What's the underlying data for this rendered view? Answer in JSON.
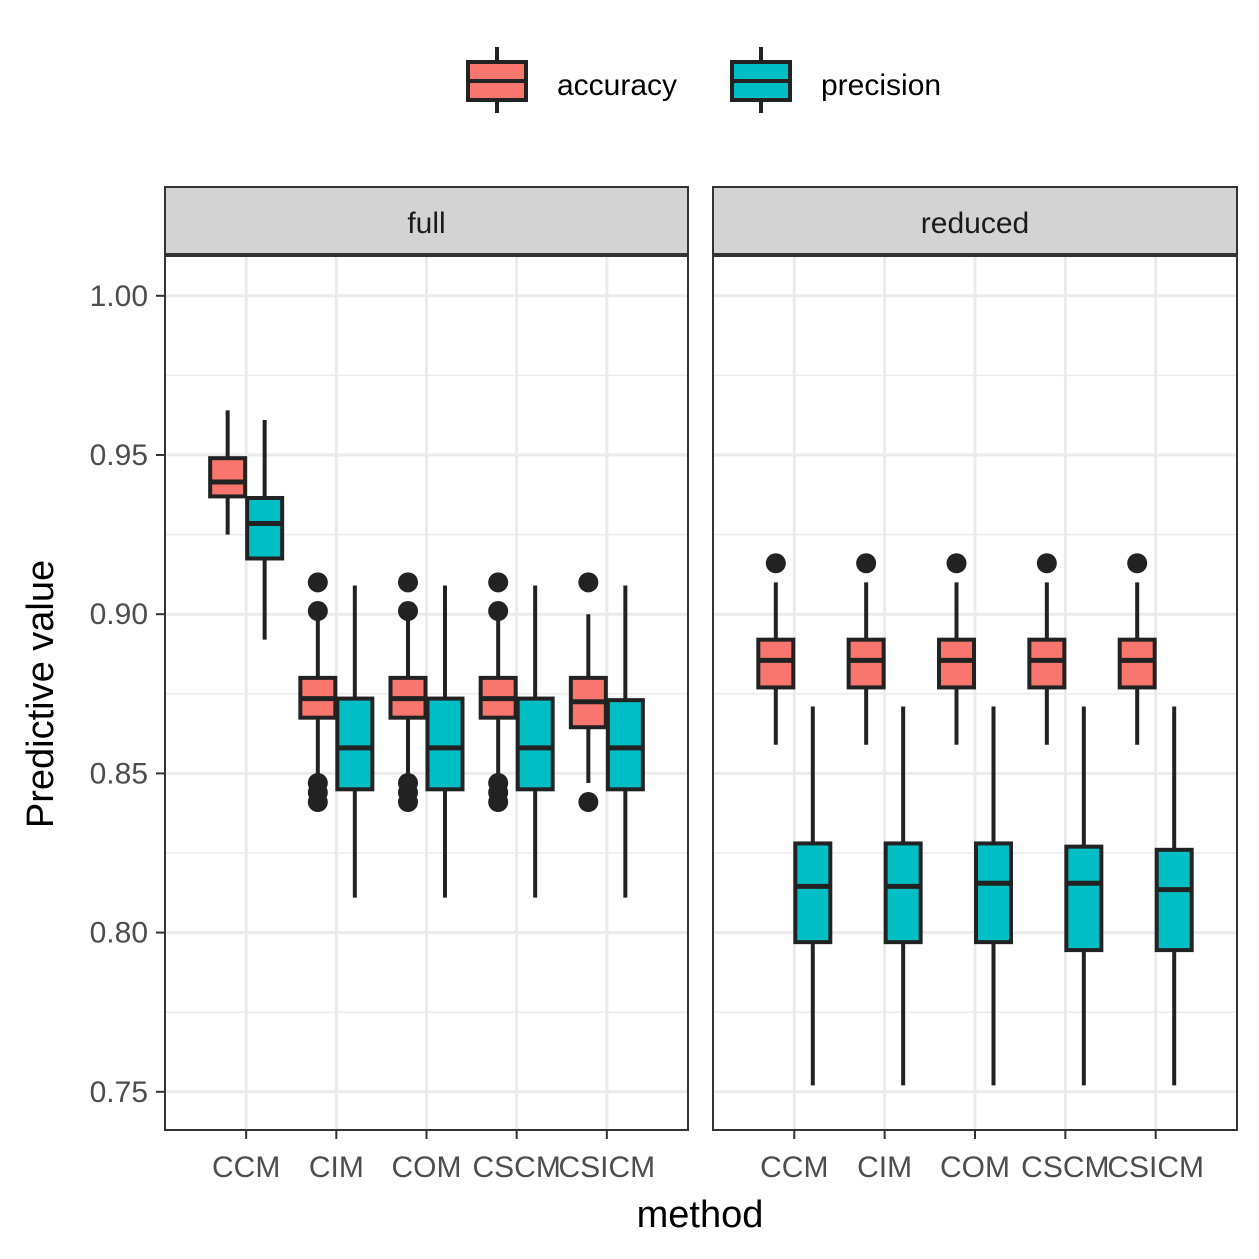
{
  "chart_data": {
    "type": "boxplot",
    "xlabel": "method",
    "ylabel": "Predictive value",
    "ylim": [
      0.738,
      1.0125
    ],
    "yticks": [
      "0.75",
      "0.80",
      "0.85",
      "0.90",
      "0.95",
      "1.00"
    ],
    "ytick_values": [
      0.75,
      0.8,
      0.85,
      0.9,
      0.95,
      1.0
    ],
    "categories": [
      "CCM",
      "CIM",
      "COM",
      "CSCM",
      "CSICM"
    ],
    "legend": {
      "position": "top",
      "entries": [
        {
          "name": "accuracy",
          "color": "#F8766D"
        },
        {
          "name": "precision",
          "color": "#00BFC4"
        }
      ]
    },
    "grid": true,
    "panels": [
      {
        "name": "full",
        "series": [
          {
            "name": "accuracy",
            "color": "#F8766D",
            "boxes": [
              {
                "category": "CCM",
                "whisker_low": 0.925,
                "q1": 0.937,
                "median": 0.9415,
                "q3": 0.949,
                "whisker_high": 0.964,
                "outliers": []
              },
              {
                "category": "CIM",
                "whisker_low": 0.849,
                "q1": 0.8675,
                "median": 0.8735,
                "q3": 0.88,
                "whisker_high": 0.9,
                "outliers": [
                  0.91,
                  0.901,
                  0.847,
                  0.844,
                  0.841
                ]
              },
              {
                "category": "COM",
                "whisker_low": 0.849,
                "q1": 0.8675,
                "median": 0.8735,
                "q3": 0.88,
                "whisker_high": 0.9,
                "outliers": [
                  0.91,
                  0.901,
                  0.847,
                  0.844,
                  0.841
                ]
              },
              {
                "category": "CSCM",
                "whisker_low": 0.849,
                "q1": 0.8675,
                "median": 0.8735,
                "q3": 0.88,
                "whisker_high": 0.9,
                "outliers": [
                  0.91,
                  0.901,
                  0.847,
                  0.844,
                  0.841
                ]
              },
              {
                "category": "CSICM",
                "whisker_low": 0.847,
                "q1": 0.8645,
                "median": 0.8725,
                "q3": 0.88,
                "whisker_high": 0.9,
                "outliers": [
                  0.91,
                  0.841
                ]
              }
            ]
          },
          {
            "name": "precision",
            "color": "#00BFC4",
            "boxes": [
              {
                "category": "CCM",
                "whisker_low": 0.892,
                "q1": 0.9175,
                "median": 0.9285,
                "q3": 0.9365,
                "whisker_high": 0.961,
                "outliers": []
              },
              {
                "category": "CIM",
                "whisker_low": 0.811,
                "q1": 0.845,
                "median": 0.858,
                "q3": 0.8735,
                "whisker_high": 0.909,
                "outliers": []
              },
              {
                "category": "COM",
                "whisker_low": 0.811,
                "q1": 0.845,
                "median": 0.858,
                "q3": 0.8735,
                "whisker_high": 0.909,
                "outliers": []
              },
              {
                "category": "CSCM",
                "whisker_low": 0.811,
                "q1": 0.845,
                "median": 0.858,
                "q3": 0.8735,
                "whisker_high": 0.909,
                "outliers": []
              },
              {
                "category": "CSICM",
                "whisker_low": 0.811,
                "q1": 0.845,
                "median": 0.858,
                "q3": 0.873,
                "whisker_high": 0.909,
                "outliers": []
              }
            ]
          }
        ]
      },
      {
        "name": "reduced",
        "series": [
          {
            "name": "accuracy",
            "color": "#F8766D",
            "boxes": [
              {
                "category": "CCM",
                "whisker_low": 0.859,
                "q1": 0.877,
                "median": 0.8855,
                "q3": 0.892,
                "whisker_high": 0.91,
                "outliers": [
                  0.916
                ]
              },
              {
                "category": "CIM",
                "whisker_low": 0.859,
                "q1": 0.877,
                "median": 0.8855,
                "q3": 0.892,
                "whisker_high": 0.91,
                "outliers": [
                  0.916
                ]
              },
              {
                "category": "COM",
                "whisker_low": 0.859,
                "q1": 0.877,
                "median": 0.8855,
                "q3": 0.892,
                "whisker_high": 0.91,
                "outliers": [
                  0.916
                ]
              },
              {
                "category": "CSCM",
                "whisker_low": 0.859,
                "q1": 0.877,
                "median": 0.8855,
                "q3": 0.892,
                "whisker_high": 0.91,
                "outliers": [
                  0.916
                ]
              },
              {
                "category": "CSICM",
                "whisker_low": 0.859,
                "q1": 0.877,
                "median": 0.8855,
                "q3": 0.892,
                "whisker_high": 0.91,
                "outliers": [
                  0.916
                ]
              }
            ]
          },
          {
            "name": "precision",
            "color": "#00BFC4",
            "boxes": [
              {
                "category": "CCM",
                "whisker_low": 0.752,
                "q1": 0.797,
                "median": 0.8145,
                "q3": 0.828,
                "whisker_high": 0.871,
                "outliers": []
              },
              {
                "category": "CIM",
                "whisker_low": 0.752,
                "q1": 0.797,
                "median": 0.8145,
                "q3": 0.828,
                "whisker_high": 0.871,
                "outliers": []
              },
              {
                "category": "COM",
                "whisker_low": 0.752,
                "q1": 0.797,
                "median": 0.8155,
                "q3": 0.828,
                "whisker_high": 0.871,
                "outliers": []
              },
              {
                "category": "CSCM",
                "whisker_low": 0.752,
                "q1": 0.7945,
                "median": 0.8155,
                "q3": 0.827,
                "whisker_high": 0.871,
                "outliers": []
              },
              {
                "category": "CSICM",
                "whisker_low": 0.752,
                "q1": 0.7945,
                "median": 0.8135,
                "q3": 0.826,
                "whisker_high": 0.871,
                "outliers": []
              }
            ]
          }
        ]
      }
    ]
  }
}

◆ ◆ ◆

* [Work to complete] Reproduce all of the entries word for word, skipping any pictures they hold.

* [Exercise result]
What's the underlying data for this rendered view? Answer in JSON.
{
  "chart_data": {
    "type": "boxplot",
    "xlabel": "method",
    "ylabel": "Predictive value",
    "ylim": [
      0.738,
      1.0125
    ],
    "yticks": [
      "0.75",
      "0.80",
      "0.85",
      "0.90",
      "0.95",
      "1.00"
    ],
    "ytick_values": [
      0.75,
      0.8,
      0.85,
      0.9,
      0.95,
      1.0
    ],
    "categories": [
      "CCM",
      "CIM",
      "COM",
      "CSCM",
      "CSICM"
    ],
    "legend": {
      "position": "top",
      "entries": [
        {
          "name": "accuracy",
          "color": "#F8766D"
        },
        {
          "name": "precision",
          "color": "#00BFC4"
        }
      ]
    },
    "grid": true,
    "panels": [
      {
        "name": "full",
        "series": [
          {
            "name": "accuracy",
            "color": "#F8766D",
            "boxes": [
              {
                "category": "CCM",
                "whisker_low": 0.925,
                "q1": 0.937,
                "median": 0.9415,
                "q3": 0.949,
                "whisker_high": 0.964,
                "outliers": []
              },
              {
                "category": "CIM",
                "whisker_low": 0.849,
                "q1": 0.8675,
                "median": 0.8735,
                "q3": 0.88,
                "whisker_high": 0.9,
                "outliers": [
                  0.91,
                  0.901,
                  0.847,
                  0.844,
                  0.841
                ]
              },
              {
                "category": "COM",
                "whisker_low": 0.849,
                "q1": 0.8675,
                "median": 0.8735,
                "q3": 0.88,
                "whisker_high": 0.9,
                "outliers": [
                  0.91,
                  0.901,
                  0.847,
                  0.844,
                  0.841
                ]
              },
              {
                "category": "CSCM",
                "whisker_low": 0.849,
                "q1": 0.8675,
                "median": 0.8735,
                "q3": 0.88,
                "whisker_high": 0.9,
                "outliers": [
                  0.91,
                  0.901,
                  0.847,
                  0.844,
                  0.841
                ]
              },
              {
                "category": "CSICM",
                "whisker_low": 0.847,
                "q1": 0.8645,
                "median": 0.8725,
                "q3": 0.88,
                "whisker_high": 0.9,
                "outliers": [
                  0.91,
                  0.841
                ]
              }
            ]
          },
          {
            "name": "precision",
            "color": "#00BFC4",
            "boxes": [
              {
                "category": "CCM",
                "whisker_low": 0.892,
                "q1": 0.9175,
                "median": 0.9285,
                "q3": 0.9365,
                "whisker_high": 0.961,
                "outliers": []
              },
              {
                "category": "CIM",
                "whisker_low": 0.811,
                "q1": 0.845,
                "median": 0.858,
                "q3": 0.8735,
                "whisker_high": 0.909,
                "outliers": []
              },
              {
                "category": "COM",
                "whisker_low": 0.811,
                "q1": 0.845,
                "median": 0.858,
                "q3": 0.8735,
                "whisker_high": 0.909,
                "outliers": []
              },
              {
                "category": "CSCM",
                "whisker_low": 0.811,
                "q1": 0.845,
                "median": 0.858,
                "q3": 0.8735,
                "whisker_high": 0.909,
                "outliers": []
              },
              {
                "category": "CSICM",
                "whisker_low": 0.811,
                "q1": 0.845,
                "median": 0.858,
                "q3": 0.873,
                "whisker_high": 0.909,
                "outliers": []
              }
            ]
          }
        ]
      },
      {
        "name": "reduced",
        "series": [
          {
            "name": "accuracy",
            "color": "#F8766D",
            "boxes": [
              {
                "category": "CCM",
                "whisker_low": 0.859,
                "q1": 0.877,
                "median": 0.8855,
                "q3": 0.892,
                "whisker_high": 0.91,
                "outliers": [
                  0.916
                ]
              },
              {
                "category": "CIM",
                "whisker_low": 0.859,
                "q1": 0.877,
                "median": 0.8855,
                "q3": 0.892,
                "whisker_high": 0.91,
                "outliers": [
                  0.916
                ]
              },
              {
                "category": "COM",
                "whisker_low": 0.859,
                "q1": 0.877,
                "median": 0.8855,
                "q3": 0.892,
                "whisker_high": 0.91,
                "outliers": [
                  0.916
                ]
              },
              {
                "category": "CSCM",
                "whisker_low": 0.859,
                "q1": 0.877,
                "median": 0.8855,
                "q3": 0.892,
                "whisker_high": 0.91,
                "outliers": [
                  0.916
                ]
              },
              {
                "category": "CSICM",
                "whisker_low": 0.859,
                "q1": 0.877,
                "median": 0.8855,
                "q3": 0.892,
                "whisker_high": 0.91,
                "outliers": [
                  0.916
                ]
              }
            ]
          },
          {
            "name": "precision",
            "color": "#00BFC4",
            "boxes": [
              {
                "category": "CCM",
                "whisker_low": 0.752,
                "q1": 0.797,
                "median": 0.8145,
                "q3": 0.828,
                "whisker_high": 0.871,
                "outliers": []
              },
              {
                "category": "CIM",
                "whisker_low": 0.752,
                "q1": 0.797,
                "median": 0.8145,
                "q3": 0.828,
                "whisker_high": 0.871,
                "outliers": []
              },
              {
                "category": "COM",
                "whisker_low": 0.752,
                "q1": 0.797,
                "median": 0.8155,
                "q3": 0.828,
                "whisker_high": 0.871,
                "outliers": []
              },
              {
                "category": "CSCM",
                "whisker_low": 0.752,
                "q1": 0.7945,
                "median": 0.8155,
                "q3": 0.827,
                "whisker_high": 0.871,
                "outliers": []
              },
              {
                "category": "CSICM",
                "whisker_low": 0.752,
                "q1": 0.7945,
                "median": 0.8135,
                "q3": 0.826,
                "whisker_high": 0.871,
                "outliers": []
              }
            ]
          }
        ]
      }
    ]
  }
}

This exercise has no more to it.